▸ Required task: Write out the records beneath this line exactly as they appear, minus any images.
*** Supplied material ***
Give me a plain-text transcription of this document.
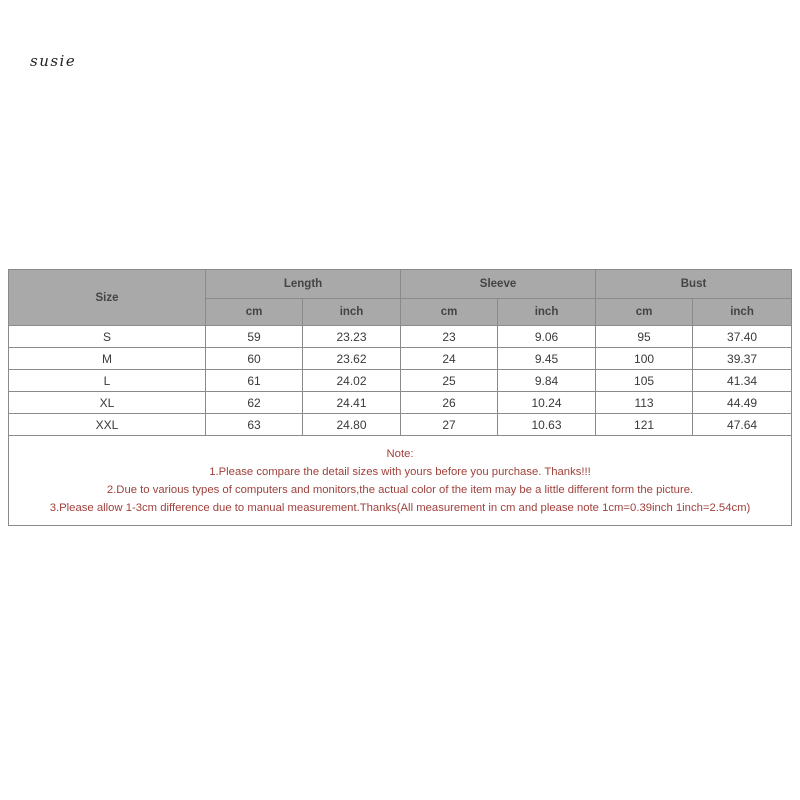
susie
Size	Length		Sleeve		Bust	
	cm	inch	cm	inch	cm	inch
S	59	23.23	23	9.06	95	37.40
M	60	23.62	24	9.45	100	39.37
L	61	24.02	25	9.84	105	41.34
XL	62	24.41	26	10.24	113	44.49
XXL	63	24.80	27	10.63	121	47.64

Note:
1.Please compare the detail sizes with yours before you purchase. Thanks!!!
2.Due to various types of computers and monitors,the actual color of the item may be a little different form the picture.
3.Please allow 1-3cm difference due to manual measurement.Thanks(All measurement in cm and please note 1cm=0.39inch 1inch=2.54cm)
***
▸ Output:
Give me a plain-text transcription of this document.
susie
Size	Length		Sleeve		Bust	
	cm	inch	cm	inch	cm	inch
S	59	23.23	23	9.06	95	37.40
M	60	23.62	24	9.45	100	39.37
L	61	24.02	25	9.84	105	41.34
XL	62	24.41	26	10.24	113	44.49
XXL	63	24.80	27	10.63	121	47.64

Note:
1.Please compare the detail sizes with yours before you purchase. Thanks!!!
2.Due to various types of computers and monitors,the actual color of the item may be a little different form the picture.
3.Please allow 1-3cm difference due to manual measurement.Thanks(All measurement in cm and please note 1cm=0.39inch 1inch=2.54cm)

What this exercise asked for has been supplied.